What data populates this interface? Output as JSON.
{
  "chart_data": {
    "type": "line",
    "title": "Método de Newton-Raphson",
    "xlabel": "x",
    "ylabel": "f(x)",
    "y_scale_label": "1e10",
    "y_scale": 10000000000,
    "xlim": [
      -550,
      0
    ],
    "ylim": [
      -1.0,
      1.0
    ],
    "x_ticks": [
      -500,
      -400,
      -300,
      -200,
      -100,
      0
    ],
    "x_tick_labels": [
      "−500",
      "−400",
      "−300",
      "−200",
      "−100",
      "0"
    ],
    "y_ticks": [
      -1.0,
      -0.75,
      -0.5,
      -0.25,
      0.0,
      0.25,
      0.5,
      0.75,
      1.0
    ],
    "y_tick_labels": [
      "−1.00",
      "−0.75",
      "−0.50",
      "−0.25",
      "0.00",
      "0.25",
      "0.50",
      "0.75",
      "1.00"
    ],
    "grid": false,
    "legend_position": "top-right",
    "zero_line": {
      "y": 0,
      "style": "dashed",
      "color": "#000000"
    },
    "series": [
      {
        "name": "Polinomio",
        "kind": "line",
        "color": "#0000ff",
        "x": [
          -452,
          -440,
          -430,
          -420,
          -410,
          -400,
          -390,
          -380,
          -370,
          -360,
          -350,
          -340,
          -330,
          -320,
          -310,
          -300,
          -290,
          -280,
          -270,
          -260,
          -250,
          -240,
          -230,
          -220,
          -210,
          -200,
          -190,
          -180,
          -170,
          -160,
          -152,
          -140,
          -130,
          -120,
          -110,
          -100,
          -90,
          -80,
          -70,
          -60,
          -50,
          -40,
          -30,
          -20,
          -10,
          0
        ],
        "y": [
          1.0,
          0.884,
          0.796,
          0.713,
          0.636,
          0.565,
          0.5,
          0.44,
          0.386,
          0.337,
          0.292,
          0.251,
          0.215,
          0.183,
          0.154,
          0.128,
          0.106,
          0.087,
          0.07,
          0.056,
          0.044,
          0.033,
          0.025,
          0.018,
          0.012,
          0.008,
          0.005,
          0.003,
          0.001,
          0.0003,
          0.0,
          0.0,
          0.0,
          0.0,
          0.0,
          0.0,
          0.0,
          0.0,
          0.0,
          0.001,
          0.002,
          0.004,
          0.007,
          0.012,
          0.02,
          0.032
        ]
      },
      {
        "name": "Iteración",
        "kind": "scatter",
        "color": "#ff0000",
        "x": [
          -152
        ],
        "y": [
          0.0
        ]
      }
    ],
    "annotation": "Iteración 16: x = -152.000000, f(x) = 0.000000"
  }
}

Objective
Print the records once more, exactly as they were given.

Answer to the task
What data populates this interface? Output as JSON.
{
  "chart_data": {
    "type": "line",
    "title": "Método de Newton-Raphson",
    "xlabel": "x",
    "ylabel": "f(x)",
    "y_scale_label": "1e10",
    "y_scale": 10000000000,
    "xlim": [
      -550,
      0
    ],
    "ylim": [
      -1.0,
      1.0
    ],
    "x_ticks": [
      -500,
      -400,
      -300,
      -200,
      -100,
      0
    ],
    "x_tick_labels": [
      "−500",
      "−400",
      "−300",
      "−200",
      "−100",
      "0"
    ],
    "y_ticks": [
      -1.0,
      -0.75,
      -0.5,
      -0.25,
      0.0,
      0.25,
      0.5,
      0.75,
      1.0
    ],
    "y_tick_labels": [
      "−1.00",
      "−0.75",
      "−0.50",
      "−0.25",
      "0.00",
      "0.25",
      "0.50",
      "0.75",
      "1.00"
    ],
    "grid": false,
    "legend_position": "top-right",
    "zero_line": {
      "y": 0,
      "style": "dashed",
      "color": "#000000"
    },
    "series": [
      {
        "name": "Polinomio",
        "kind": "line",
        "color": "#0000ff",
        "x": [
          -452,
          -440,
          -430,
          -420,
          -410,
          -400,
          -390,
          -380,
          -370,
          -360,
          -350,
          -340,
          -330,
          -320,
          -310,
          -300,
          -290,
          -280,
          -270,
          -260,
          -250,
          -240,
          -230,
          -220,
          -210,
          -200,
          -190,
          -180,
          -170,
          -160,
          -152,
          -140,
          -130,
          -120,
          -110,
          -100,
          -90,
          -80,
          -70,
          -60,
          -50,
          -40,
          -30,
          -20,
          -10,
          0
        ],
        "y": [
          1.0,
          0.884,
          0.796,
          0.713,
          0.636,
          0.565,
          0.5,
          0.44,
          0.386,
          0.337,
          0.292,
          0.251,
          0.215,
          0.183,
          0.154,
          0.128,
          0.106,
          0.087,
          0.07,
          0.056,
          0.044,
          0.033,
          0.025,
          0.018,
          0.012,
          0.008,
          0.005,
          0.003,
          0.001,
          0.0003,
          0.0,
          0.0,
          0.0,
          0.0,
          0.0,
          0.0,
          0.0,
          0.0,
          0.0,
          0.001,
          0.002,
          0.004,
          0.007,
          0.012,
          0.02,
          0.032
        ]
      },
      {
        "name": "Iteración",
        "kind": "scatter",
        "color": "#ff0000",
        "x": [
          -152
        ],
        "y": [
          0.0
        ]
      }
    ],
    "annotation": "Iteración 16: x = -152.000000, f(x) = 0.000000"
  }
}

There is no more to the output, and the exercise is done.